> **EXERCISE REQUIREMENTS**:
Search the data below for the word "broccoli" and copy each line that holds it.
┌──
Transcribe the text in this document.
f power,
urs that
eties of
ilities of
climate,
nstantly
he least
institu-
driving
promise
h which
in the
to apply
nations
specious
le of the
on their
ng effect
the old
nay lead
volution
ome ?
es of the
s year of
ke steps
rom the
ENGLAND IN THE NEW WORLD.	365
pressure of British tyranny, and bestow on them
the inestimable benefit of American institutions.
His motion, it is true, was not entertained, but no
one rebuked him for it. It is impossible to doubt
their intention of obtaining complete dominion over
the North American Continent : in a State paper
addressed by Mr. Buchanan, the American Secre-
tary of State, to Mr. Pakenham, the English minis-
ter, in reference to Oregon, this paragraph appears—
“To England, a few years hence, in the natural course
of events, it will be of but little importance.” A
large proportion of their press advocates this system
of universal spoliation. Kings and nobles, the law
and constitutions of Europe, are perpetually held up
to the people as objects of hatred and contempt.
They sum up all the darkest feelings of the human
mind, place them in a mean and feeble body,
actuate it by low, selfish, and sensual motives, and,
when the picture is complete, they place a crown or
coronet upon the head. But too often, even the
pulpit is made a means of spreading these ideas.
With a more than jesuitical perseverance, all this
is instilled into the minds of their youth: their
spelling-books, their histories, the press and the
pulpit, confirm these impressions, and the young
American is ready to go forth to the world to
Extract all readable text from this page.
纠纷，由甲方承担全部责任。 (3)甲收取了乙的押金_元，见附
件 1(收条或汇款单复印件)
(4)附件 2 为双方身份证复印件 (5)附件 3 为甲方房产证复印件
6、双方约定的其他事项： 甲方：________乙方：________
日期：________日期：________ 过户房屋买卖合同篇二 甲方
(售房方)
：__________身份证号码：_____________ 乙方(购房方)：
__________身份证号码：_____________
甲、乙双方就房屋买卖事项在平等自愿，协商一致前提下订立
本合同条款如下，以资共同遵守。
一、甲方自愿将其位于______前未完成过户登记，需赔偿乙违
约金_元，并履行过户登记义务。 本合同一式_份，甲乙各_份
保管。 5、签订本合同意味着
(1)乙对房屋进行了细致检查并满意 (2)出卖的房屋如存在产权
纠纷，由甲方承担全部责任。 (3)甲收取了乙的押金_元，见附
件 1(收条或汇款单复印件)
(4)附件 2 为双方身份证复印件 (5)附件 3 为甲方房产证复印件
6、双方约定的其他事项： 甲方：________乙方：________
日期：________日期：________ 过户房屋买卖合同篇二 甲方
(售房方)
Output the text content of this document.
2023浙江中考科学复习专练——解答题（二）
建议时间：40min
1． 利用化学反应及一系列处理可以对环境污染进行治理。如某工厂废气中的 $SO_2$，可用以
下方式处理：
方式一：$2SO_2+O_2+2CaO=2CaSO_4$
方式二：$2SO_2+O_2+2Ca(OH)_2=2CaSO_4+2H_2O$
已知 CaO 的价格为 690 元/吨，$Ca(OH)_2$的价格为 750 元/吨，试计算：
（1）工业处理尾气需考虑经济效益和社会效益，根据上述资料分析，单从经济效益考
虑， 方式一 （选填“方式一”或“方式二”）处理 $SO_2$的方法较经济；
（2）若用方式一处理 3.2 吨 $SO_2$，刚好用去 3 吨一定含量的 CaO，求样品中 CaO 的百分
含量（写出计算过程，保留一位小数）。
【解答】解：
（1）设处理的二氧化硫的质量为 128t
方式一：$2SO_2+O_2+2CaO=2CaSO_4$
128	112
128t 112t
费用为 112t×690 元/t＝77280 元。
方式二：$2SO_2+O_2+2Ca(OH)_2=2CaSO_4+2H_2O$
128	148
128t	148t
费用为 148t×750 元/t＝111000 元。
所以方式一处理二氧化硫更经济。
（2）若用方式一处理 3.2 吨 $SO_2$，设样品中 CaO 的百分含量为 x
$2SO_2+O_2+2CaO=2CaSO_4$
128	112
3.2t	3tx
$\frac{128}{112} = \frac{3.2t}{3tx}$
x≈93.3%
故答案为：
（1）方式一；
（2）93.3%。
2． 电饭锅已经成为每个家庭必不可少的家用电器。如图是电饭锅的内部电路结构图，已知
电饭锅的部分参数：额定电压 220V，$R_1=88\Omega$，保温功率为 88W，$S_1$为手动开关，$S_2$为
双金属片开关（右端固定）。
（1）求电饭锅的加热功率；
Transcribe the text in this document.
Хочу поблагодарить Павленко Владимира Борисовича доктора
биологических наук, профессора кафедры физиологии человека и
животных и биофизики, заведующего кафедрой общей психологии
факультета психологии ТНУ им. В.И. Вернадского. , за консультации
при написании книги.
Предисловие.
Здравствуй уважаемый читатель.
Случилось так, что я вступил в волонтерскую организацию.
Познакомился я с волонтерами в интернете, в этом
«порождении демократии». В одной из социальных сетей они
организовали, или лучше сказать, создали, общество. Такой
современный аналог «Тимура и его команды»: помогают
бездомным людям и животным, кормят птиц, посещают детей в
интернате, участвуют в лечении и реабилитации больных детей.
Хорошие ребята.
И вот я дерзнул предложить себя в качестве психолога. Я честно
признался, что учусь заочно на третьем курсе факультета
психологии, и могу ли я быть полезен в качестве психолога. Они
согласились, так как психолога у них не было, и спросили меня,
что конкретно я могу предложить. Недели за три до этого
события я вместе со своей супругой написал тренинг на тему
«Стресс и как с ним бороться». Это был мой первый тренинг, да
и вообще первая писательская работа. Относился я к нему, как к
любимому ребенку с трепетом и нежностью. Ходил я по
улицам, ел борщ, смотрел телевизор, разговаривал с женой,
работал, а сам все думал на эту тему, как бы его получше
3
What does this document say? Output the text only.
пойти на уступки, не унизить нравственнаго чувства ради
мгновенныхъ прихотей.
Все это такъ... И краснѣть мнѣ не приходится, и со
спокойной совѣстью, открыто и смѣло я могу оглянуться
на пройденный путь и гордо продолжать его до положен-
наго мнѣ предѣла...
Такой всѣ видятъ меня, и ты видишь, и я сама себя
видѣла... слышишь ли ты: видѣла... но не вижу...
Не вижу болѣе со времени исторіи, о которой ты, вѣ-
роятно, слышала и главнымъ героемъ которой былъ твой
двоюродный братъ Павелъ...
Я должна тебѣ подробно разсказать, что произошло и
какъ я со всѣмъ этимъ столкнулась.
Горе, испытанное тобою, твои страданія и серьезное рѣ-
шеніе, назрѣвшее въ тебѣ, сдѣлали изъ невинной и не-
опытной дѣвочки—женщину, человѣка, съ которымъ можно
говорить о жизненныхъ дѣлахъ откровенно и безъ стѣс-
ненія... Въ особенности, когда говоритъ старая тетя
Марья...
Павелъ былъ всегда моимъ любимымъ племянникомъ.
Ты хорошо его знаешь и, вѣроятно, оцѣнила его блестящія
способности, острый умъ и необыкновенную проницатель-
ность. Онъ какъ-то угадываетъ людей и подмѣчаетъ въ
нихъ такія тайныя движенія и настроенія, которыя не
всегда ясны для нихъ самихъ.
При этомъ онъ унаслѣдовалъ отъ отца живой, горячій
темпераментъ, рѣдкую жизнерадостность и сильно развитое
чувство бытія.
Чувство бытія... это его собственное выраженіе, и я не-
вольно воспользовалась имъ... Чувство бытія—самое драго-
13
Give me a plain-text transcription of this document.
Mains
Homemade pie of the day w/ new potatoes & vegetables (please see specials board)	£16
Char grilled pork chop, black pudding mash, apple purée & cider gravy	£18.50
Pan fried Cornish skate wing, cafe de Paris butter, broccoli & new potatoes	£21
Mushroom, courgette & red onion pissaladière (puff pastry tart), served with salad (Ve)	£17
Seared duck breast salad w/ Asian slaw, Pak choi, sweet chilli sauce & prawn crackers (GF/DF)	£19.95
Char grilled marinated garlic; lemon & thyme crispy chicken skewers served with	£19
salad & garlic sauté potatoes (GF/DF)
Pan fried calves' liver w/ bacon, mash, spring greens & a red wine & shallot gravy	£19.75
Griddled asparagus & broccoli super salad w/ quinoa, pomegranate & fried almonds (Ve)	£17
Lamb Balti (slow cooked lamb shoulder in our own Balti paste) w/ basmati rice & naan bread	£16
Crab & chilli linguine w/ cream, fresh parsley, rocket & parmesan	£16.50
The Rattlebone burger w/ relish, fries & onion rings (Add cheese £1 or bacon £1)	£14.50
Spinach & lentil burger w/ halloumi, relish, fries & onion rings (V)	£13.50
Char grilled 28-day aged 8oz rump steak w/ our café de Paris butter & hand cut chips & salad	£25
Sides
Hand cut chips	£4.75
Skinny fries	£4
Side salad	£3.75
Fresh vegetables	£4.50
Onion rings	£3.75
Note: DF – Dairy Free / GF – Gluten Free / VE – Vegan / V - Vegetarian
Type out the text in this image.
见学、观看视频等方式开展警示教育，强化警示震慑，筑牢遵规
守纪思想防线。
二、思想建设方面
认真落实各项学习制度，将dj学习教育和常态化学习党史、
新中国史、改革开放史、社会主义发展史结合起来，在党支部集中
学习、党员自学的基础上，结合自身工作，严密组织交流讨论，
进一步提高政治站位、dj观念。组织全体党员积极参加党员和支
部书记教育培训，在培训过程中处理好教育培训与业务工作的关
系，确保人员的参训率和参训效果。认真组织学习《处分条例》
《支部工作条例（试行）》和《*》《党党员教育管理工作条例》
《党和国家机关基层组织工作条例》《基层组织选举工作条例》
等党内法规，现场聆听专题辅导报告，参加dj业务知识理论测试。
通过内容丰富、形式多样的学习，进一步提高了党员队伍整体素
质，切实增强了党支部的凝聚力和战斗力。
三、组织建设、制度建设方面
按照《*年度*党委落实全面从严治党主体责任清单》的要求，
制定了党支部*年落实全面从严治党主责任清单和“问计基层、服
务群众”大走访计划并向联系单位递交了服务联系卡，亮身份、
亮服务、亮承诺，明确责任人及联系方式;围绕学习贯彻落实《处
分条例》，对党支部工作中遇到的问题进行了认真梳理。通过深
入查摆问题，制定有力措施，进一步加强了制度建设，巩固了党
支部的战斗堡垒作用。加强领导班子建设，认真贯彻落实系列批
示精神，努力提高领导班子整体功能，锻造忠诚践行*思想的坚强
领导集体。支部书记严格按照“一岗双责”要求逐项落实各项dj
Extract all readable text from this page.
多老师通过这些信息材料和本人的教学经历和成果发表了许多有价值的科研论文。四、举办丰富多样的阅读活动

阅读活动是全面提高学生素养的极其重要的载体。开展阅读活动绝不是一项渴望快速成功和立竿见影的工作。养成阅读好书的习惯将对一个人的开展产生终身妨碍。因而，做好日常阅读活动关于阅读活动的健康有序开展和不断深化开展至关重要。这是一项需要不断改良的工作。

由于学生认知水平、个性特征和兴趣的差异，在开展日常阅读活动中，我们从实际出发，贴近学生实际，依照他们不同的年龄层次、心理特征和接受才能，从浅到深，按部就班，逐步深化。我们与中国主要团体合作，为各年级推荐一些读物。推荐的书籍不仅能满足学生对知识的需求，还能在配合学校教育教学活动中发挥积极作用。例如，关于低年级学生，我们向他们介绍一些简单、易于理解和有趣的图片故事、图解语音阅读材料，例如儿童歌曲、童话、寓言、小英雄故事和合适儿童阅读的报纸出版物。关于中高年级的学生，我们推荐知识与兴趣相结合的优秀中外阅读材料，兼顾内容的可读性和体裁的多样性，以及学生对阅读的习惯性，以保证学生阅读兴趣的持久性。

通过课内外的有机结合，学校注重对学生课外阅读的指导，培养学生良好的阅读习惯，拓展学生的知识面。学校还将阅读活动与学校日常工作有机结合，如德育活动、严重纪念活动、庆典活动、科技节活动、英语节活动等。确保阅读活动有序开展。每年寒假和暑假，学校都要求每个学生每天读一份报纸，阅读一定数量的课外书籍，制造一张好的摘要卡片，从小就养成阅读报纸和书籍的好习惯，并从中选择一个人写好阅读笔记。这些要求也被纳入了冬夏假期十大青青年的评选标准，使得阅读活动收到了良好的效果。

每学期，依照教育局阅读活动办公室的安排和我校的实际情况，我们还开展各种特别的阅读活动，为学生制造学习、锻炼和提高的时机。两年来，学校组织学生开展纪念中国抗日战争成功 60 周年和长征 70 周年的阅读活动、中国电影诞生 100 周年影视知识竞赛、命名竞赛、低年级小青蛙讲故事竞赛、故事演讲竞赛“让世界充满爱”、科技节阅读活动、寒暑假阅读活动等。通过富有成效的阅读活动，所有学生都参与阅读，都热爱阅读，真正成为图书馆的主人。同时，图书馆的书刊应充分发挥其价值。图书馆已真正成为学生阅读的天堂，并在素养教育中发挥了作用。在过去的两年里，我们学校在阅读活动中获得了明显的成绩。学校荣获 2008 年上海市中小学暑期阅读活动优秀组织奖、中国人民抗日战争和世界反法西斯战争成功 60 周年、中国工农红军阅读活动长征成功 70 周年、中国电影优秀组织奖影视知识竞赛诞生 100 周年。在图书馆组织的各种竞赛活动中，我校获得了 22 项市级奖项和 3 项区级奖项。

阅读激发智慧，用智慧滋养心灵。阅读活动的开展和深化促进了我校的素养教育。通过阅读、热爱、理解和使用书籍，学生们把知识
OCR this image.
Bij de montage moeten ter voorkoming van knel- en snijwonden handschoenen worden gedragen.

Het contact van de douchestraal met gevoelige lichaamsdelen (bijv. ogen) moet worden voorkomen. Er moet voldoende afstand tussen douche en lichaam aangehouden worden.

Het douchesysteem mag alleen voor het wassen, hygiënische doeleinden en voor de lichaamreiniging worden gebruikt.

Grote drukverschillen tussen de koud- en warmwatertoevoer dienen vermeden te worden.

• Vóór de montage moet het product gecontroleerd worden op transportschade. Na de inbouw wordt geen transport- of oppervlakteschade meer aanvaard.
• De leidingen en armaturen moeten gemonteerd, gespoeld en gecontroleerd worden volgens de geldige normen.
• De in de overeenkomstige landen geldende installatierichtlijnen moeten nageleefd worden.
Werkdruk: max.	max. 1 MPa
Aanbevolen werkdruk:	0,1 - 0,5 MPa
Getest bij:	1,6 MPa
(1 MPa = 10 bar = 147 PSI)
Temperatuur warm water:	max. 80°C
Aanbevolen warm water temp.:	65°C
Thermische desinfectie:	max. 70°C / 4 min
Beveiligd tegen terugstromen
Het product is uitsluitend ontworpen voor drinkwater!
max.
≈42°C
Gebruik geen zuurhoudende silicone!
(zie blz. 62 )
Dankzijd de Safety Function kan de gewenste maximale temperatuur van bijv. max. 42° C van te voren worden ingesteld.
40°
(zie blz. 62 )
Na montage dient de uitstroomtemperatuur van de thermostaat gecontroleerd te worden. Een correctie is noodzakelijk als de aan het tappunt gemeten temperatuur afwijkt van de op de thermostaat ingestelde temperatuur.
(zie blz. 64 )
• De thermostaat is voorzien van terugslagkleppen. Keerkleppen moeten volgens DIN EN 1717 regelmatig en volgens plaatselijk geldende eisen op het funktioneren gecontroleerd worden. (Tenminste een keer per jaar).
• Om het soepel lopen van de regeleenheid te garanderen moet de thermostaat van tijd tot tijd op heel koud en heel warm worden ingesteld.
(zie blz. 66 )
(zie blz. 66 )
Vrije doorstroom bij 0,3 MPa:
└──
> **SOLUTION**:
Pan fried Cornish skate wing, cafe de Paris butter, broccoli & new potatoes	£21
Griddled asparagus & broccoli super salad w/ quinoa, pomegranate & fried almonds (Ve)	£17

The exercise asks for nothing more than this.